_ITEMS_
* start *
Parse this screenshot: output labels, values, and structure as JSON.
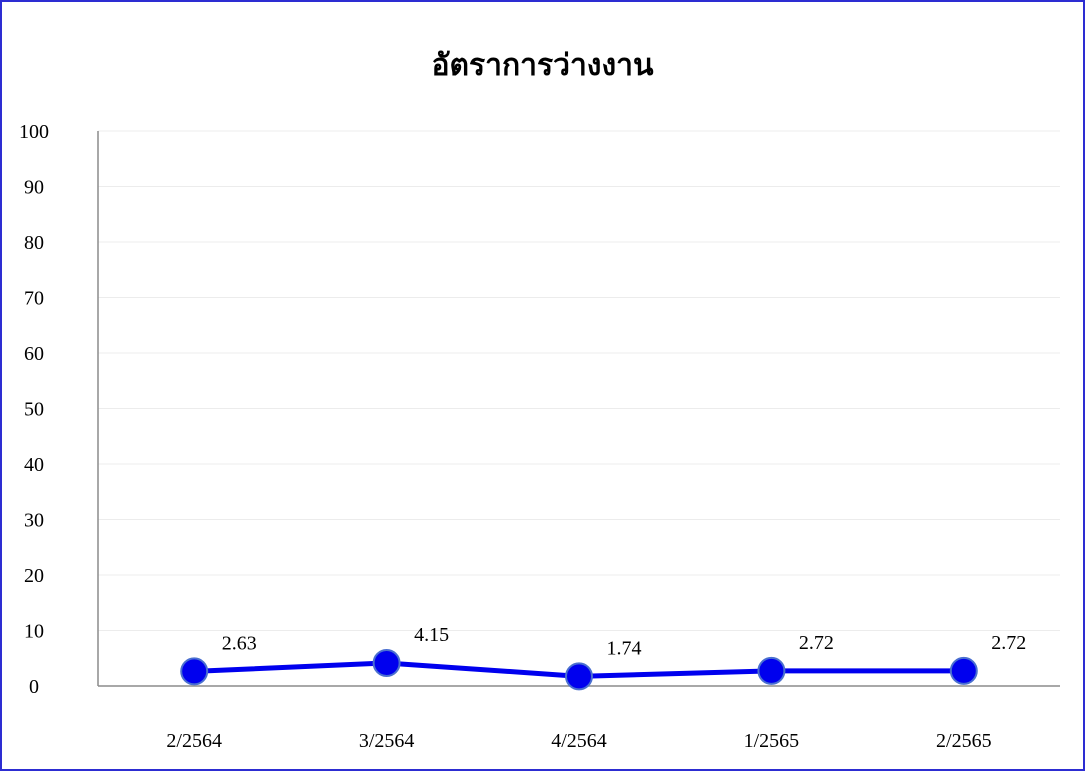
{
  "chart_data": {
    "type": "line",
    "title": "อัตราการว่างงาน",
    "xlabel": "",
    "ylabel": "",
    "categories": [
      "2/2564",
      "3/2564",
      "4/2564",
      "1/2565",
      "2/2565"
    ],
    "series": [
      {
        "values": [
          2.63,
          4.15,
          1.74,
          2.72,
          2.72
        ],
        "color": "#0000ee"
      }
    ],
    "data_labels": [
      "2.63",
      "4.15",
      "1.74",
      "2.72",
      "2.72"
    ],
    "ylim": [
      0,
      100
    ],
    "yticks": [
      0,
      10,
      20,
      30,
      40,
      50,
      60,
      70,
      80,
      90,
      100
    ],
    "grid": true,
    "legend": "none",
    "colors": {
      "frame": "#2d2dd2",
      "line": "#0000ee",
      "marker": "#0000ee",
      "grid": "#ececec",
      "axis": "#8c8c8c"
    }
  }
}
* end *
_OBJECTIVE_
Copy out all the records exactly, excluding pictures.

_EXERCISE RESULT_
Parse this screenshot: output labels, values, and structure as JSON.
{
  "chart_data": {
    "type": "line",
    "title": "อัตราการว่างงาน",
    "xlabel": "",
    "ylabel": "",
    "categories": [
      "2/2564",
      "3/2564",
      "4/2564",
      "1/2565",
      "2/2565"
    ],
    "series": [
      {
        "values": [
          2.63,
          4.15,
          1.74,
          2.72,
          2.72
        ],
        "color": "#0000ee"
      }
    ],
    "data_labels": [
      "2.63",
      "4.15",
      "1.74",
      "2.72",
      "2.72"
    ],
    "ylim": [
      0,
      100
    ],
    "yticks": [
      0,
      10,
      20,
      30,
      40,
      50,
      60,
      70,
      80,
      90,
      100
    ],
    "grid": true,
    "legend": "none",
    "colors": {
      "frame": "#2d2dd2",
      "line": "#0000ee",
      "marker": "#0000ee",
      "grid": "#ececec",
      "axis": "#8c8c8c"
    }
  }
}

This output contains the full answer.